From the entries below, extract every line that includes the word "biết".

-- start PROVIDED ENTRIES --

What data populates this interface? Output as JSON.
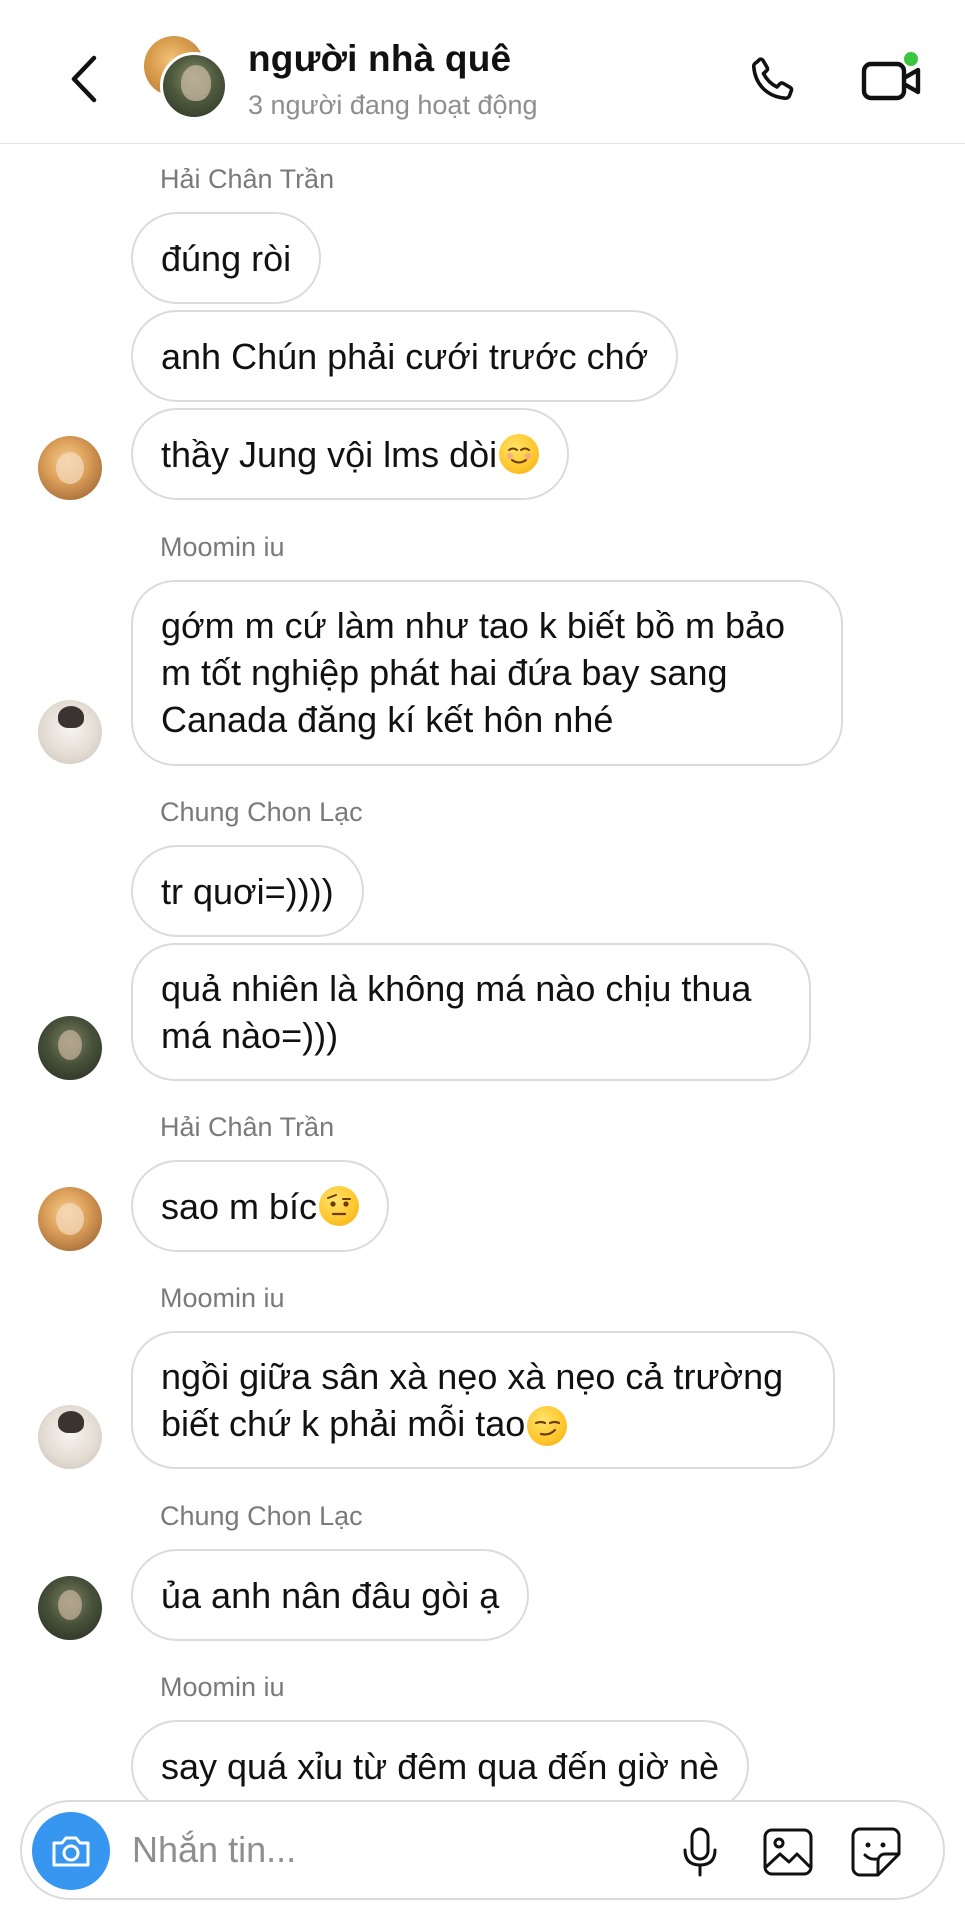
{
  "header": {
    "title": "người nhà quê",
    "subtitle": "3 người đang hoạt động"
  },
  "messages": [
    {
      "sender": "Hải Chân Trần",
      "texts": [
        "đúng ròi",
        "anh Chún phải cưới trước chớ",
        "thầy Jung vội lms dòi"
      ]
    },
    {
      "sender": "Moomin iu",
      "texts": [
        "gớm m cứ làm như tao k biết bồ m bảo m tốt nghiệp phát hai đứa bay sang Canada đăng kí kết hôn nhé"
      ]
    },
    {
      "sender": "Chung Chon Lạc",
      "texts": [
        "tr quơi=))))",
        "quả nhiên là không má nào chịu thua má nào=)))"
      ]
    },
    {
      "sender": "Hải Chân Trần",
      "texts": [
        "sao m bíc"
      ]
    },
    {
      "sender": "Moomin iu",
      "texts": [
        "ngồi giữa sân xà nẹo xà nẹo cả trường biết chứ k phải mỗi tao"
      ]
    },
    {
      "sender": "Chung Chon Lạc",
      "texts": [
        "ủa anh nân đâu gòi ạ"
      ]
    },
    {
      "sender": "Moomin iu",
      "texts": [
        "say quá xỉu từ đêm qua đến giờ nè"
      ]
    }
  ],
  "composer": {
    "placeholder": "Nhắn tin..."
  },
  "icons": {
    "back": "chevron-left-icon",
    "call": "phone-icon",
    "video": "video-camera-icon",
    "camera": "camera-icon",
    "mic": "microphone-icon",
    "gallery": "image-icon",
    "sticker": "sticker-icon",
    "emoji_relieved": "relieved-face-emoji",
    "emoji_raised_eyebrow": "raised-eyebrow-emoji",
    "emoji_smirk": "smirking-face-emoji"
  },
  "colors": {
    "accent": "#3797f0",
    "online": "#3ac640",
    "bubble_border": "#dbdbdb",
    "secondary_text": "#8e8e8e"
  }
}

-- end PROVIDED ENTRIES --

→ RESPONSE TO THE TASK:
        "gớm m cứ làm như tao k biết bồ m bảo m tốt nghiệp phát hai đứa bay sang Canada đăng kí kết hôn nhé"
        "ngồi giữa sân xà nẹo xà nẹo cả trường biết chứ k phải mỗi tao"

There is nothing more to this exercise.